— Tâche courte 1 —
D'après l'article ci-dessous sur les élections européennes de juin 1999, pourquoi l'éclatement du RPR serait-il une fantastique nouvelle pour la France ?
— Tâche courte 2 —
Comptez les lignes des enregistrements qui contiennent la chaîne « badge », en respectant la casse, et donnez uniquement ce nombre.

== Extrait du document ==

Les élections européennes: un succès mitigé (juin 99)
Les eurosceptiques ont-il lieu de se réjouir du résultat élections européennes? Ces élections ont apporté des éléments contrastés. Pour les eurosceptiques, le bilan semble globalement positif, comme disait un politicien regretté.
Abstention massive
Le seul fait incontestable est l'ampleur de l'abstention. Il faut remonter au référendum sur la Nouvelle Calédonie et au deuxième tour des cantonales de 1988 pour retrouver une abstention aussi massive depuis l'après guerre. Bien entendu, l'interprétation de ce fait est sujette aux interprétations tendancieuses: les européistes affirment une fois de plus, que "les sondages soulignent qu'ils [les Européens] veulent plus d'intégration européenne et non pas moins" (le Monde 15/6/99). et par conséquent, cette abstention  ne traduirait pas un désintérêt pour l'Europe. Brandir les "vérités" scientifiques des sondages, un jour après que ces instituts se furent à nouveau ridiculisés, est assez hardi... Pour notre part, nous pensons que l'abstention de plus de 120 millions d'Européens a plus de poids que les réponses de 4.000 Européens aux sondeurs.
Nous pensons bien évidemment que c'est le désintérêt des Européens pour l'Union européenne qui explique l'abstention massive, mais nous ne nous en réjouissons pas. Il est heureux que le bon sens des peuples européens les amène à considérer l'Union européenne comme une institution inutile qui ne les concerne pas. Il est cependant regrettable que ces évidences les conduisent dans l'abstention et l'indifférence, au lieu de les inciter à voter pour les eurosceptiques de droite ou de gauche comme c'est le cas en Grande-Bretagne: là-bas, les européistes sont restés chez eux alors que les eurosceptiques se sont mobilisés: les Tories y ont remporté un succès inattendu, le petit parti de l'indépendance (qui milite pour le retrait de la Grande-Bretagne de l'UE) a enregistré une percée (à 8%) alors que les européistes Lib-Dem et travaillistes ont subi un revers.


Vers une disparition du RPR?
La bonne nouvelle de ce scrutin est bien entendu l'effondrement de la liste européiste RPR/DL. Il est devenu évident que le RPR n'a plus rien de gaulliste, qu'il s'est totalement giscardisé, par la grâce de Chirac et de Juppé. Dès lors qu'il est pris en tenaille entre l'UDF et le nouveau RPF de Pasqua-Villiers, sa dispartition est évoquée ici et là. Son éclatement serait une fantastique nouvelle pour la France, car qui ne voit pas que c'est l'existence du RPR qui constitue l'obstacle à l'éclosion d'un parti qui ait pour article de foi la liberté de la France?

===
== Données de travail ==

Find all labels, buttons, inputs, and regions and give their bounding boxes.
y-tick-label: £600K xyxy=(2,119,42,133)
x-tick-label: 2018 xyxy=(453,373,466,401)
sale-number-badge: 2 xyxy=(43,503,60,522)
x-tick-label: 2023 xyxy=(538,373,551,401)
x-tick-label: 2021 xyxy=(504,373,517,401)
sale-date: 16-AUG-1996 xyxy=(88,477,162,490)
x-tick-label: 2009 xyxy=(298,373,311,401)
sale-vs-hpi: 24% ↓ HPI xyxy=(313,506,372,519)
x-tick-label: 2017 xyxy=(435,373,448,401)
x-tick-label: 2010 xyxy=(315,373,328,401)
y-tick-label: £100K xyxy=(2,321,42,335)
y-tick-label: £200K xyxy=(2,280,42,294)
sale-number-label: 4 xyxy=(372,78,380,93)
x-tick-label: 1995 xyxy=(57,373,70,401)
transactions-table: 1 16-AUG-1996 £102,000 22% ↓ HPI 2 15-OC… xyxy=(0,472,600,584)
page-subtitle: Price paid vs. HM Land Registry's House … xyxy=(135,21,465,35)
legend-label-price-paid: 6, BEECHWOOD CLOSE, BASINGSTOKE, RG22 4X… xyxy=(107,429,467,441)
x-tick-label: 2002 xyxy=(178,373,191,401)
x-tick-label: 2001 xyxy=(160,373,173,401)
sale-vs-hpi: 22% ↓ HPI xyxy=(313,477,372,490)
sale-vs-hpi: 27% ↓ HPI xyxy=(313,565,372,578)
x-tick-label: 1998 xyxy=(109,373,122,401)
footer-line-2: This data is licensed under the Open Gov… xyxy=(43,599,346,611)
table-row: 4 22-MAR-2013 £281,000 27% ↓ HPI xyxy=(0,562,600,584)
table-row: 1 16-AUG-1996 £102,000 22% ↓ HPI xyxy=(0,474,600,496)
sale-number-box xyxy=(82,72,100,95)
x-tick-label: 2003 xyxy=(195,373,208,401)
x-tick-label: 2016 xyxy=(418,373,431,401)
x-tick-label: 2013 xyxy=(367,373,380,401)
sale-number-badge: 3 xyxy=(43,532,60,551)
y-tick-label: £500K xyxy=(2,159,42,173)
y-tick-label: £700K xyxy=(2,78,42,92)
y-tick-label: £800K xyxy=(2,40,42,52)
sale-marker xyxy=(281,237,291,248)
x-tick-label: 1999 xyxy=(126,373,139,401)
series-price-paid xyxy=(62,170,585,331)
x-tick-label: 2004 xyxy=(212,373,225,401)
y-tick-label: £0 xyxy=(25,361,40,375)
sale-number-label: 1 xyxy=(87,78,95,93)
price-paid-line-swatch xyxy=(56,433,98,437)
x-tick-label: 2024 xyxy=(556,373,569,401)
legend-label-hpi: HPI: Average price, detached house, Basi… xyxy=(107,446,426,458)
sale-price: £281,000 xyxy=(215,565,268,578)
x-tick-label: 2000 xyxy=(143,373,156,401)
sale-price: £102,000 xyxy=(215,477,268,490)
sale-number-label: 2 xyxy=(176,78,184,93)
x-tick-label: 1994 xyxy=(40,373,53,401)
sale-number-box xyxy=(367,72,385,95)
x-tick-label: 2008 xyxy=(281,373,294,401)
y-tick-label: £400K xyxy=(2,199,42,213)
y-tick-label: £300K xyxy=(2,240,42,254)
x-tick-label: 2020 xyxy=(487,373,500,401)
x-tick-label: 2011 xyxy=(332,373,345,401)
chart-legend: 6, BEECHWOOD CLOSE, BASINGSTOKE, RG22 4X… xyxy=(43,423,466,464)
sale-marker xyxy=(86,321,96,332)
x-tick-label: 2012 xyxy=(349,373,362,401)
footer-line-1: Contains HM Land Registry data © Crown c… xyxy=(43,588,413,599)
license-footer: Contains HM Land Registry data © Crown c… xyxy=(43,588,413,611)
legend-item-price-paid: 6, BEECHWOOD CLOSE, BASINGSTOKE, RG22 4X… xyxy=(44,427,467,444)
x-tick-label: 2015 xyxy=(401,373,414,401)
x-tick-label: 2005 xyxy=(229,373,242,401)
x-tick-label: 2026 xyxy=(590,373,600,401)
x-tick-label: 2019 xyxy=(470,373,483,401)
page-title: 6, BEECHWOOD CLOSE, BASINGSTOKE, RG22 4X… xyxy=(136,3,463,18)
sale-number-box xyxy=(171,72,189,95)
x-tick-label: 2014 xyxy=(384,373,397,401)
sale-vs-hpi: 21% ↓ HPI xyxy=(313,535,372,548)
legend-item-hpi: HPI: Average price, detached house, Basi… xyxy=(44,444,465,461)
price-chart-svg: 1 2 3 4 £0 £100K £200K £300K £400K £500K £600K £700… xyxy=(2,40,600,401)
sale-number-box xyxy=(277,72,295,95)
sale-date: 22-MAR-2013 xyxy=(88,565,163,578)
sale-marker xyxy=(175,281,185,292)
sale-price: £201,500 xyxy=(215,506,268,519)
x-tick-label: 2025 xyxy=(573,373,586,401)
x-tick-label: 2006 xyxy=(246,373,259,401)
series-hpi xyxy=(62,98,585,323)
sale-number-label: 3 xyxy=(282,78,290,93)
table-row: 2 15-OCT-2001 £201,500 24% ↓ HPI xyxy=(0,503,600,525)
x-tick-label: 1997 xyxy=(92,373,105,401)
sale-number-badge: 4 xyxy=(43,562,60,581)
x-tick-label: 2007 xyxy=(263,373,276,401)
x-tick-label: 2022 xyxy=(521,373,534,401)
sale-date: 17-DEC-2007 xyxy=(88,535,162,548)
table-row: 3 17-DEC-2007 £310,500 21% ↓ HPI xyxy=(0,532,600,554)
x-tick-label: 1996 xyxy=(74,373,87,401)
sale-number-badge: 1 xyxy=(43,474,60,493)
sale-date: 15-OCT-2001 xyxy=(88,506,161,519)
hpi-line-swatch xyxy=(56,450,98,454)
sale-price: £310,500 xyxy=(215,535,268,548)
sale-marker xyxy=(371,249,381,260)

===

— Réponse 1 —
Selon l'article, l'existence du RPR constitue l'obstacle à l'éclosion d'un parti qui ait pour article de foi la liberté de la France. Son éclatement lèverait donc cet obstacle.

— Réponse 2 —
4